**TASK TO CARRY OUT:** Report the total number of lines that include the string "égalité", without any other text.

**DATA FOR PROCESSING:**
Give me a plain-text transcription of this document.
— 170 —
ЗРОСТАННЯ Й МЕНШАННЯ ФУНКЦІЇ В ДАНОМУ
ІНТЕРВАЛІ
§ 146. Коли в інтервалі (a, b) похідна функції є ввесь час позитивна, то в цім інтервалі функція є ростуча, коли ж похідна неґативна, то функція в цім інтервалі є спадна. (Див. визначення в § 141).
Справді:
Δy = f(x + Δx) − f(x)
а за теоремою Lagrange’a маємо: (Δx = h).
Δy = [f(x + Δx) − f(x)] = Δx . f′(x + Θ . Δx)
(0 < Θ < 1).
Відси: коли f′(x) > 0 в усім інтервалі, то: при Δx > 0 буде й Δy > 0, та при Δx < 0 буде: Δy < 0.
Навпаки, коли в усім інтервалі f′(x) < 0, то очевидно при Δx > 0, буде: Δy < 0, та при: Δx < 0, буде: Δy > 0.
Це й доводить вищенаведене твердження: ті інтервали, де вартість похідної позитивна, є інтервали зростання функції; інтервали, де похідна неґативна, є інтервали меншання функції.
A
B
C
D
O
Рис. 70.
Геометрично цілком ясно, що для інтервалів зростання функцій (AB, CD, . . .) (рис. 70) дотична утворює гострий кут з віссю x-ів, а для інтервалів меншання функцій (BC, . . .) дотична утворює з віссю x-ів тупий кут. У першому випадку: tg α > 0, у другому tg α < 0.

* * *

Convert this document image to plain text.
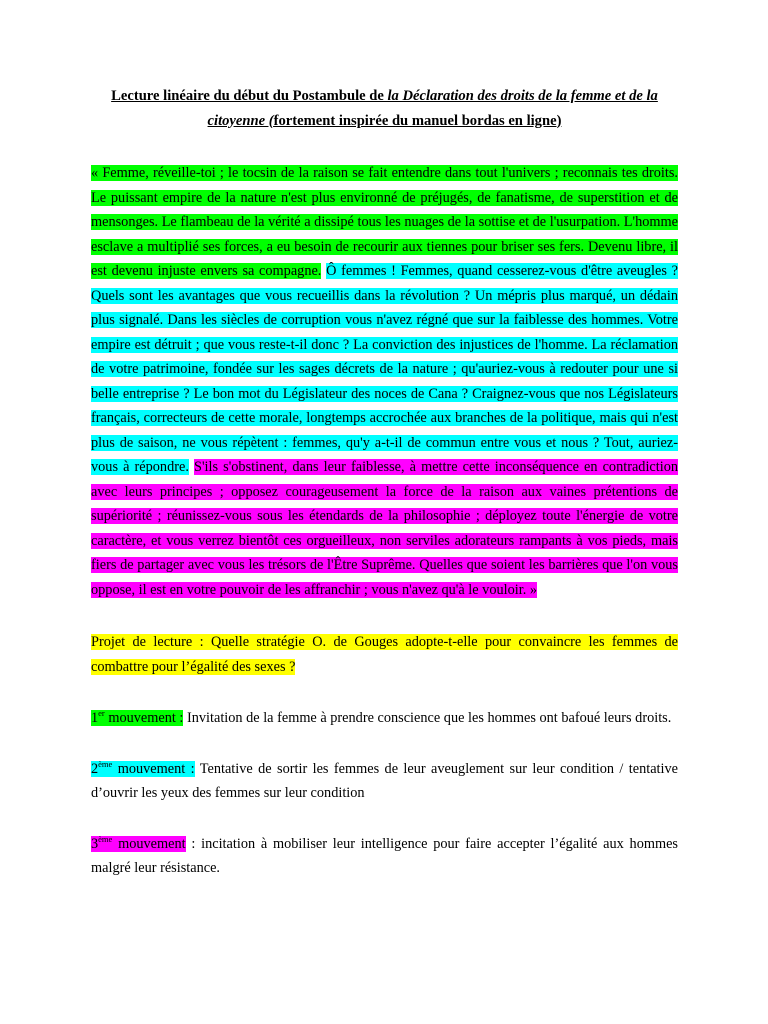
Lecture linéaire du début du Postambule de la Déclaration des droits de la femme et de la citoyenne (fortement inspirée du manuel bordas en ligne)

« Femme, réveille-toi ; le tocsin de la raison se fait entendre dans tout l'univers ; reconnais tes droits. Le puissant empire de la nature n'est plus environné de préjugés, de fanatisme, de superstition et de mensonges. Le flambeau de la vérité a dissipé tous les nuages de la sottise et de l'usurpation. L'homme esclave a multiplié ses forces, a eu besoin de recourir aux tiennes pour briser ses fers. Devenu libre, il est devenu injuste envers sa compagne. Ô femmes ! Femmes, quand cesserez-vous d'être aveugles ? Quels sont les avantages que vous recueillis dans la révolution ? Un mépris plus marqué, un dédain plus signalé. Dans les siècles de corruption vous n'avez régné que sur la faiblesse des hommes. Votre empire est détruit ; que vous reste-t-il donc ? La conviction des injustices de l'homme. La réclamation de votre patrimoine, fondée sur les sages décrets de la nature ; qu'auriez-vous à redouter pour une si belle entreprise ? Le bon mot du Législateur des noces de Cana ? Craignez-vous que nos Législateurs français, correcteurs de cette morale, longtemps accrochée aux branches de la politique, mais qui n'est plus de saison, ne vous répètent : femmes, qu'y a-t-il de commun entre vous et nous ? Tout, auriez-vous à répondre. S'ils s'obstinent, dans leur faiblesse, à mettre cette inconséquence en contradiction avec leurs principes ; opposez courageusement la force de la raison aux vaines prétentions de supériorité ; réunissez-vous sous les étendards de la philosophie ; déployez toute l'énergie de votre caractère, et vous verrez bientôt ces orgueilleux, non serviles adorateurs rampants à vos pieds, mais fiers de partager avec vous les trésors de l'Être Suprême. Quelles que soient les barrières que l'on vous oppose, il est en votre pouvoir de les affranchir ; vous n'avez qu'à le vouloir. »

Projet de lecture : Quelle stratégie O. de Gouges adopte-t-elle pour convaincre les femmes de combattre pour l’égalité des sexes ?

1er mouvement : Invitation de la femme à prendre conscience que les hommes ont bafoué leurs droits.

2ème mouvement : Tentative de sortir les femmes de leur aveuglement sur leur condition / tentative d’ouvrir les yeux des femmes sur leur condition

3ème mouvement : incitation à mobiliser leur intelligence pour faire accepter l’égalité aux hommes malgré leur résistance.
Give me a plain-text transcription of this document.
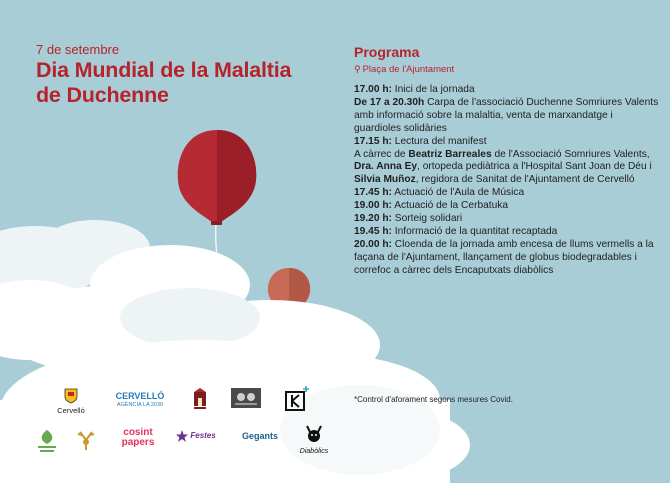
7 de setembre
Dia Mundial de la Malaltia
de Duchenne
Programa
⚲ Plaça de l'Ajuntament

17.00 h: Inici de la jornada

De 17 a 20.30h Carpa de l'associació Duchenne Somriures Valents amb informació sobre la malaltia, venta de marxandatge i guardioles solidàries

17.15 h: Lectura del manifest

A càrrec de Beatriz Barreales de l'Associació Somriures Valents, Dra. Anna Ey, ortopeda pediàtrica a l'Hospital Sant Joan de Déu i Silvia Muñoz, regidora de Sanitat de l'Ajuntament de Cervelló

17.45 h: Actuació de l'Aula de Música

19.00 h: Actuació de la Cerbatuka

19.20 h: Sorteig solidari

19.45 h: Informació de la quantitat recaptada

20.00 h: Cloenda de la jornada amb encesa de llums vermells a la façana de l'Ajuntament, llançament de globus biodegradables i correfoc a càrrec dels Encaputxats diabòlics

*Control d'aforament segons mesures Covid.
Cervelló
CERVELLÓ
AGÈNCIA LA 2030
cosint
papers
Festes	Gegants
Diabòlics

**ANSWER TO THIS EXERCISE:** 2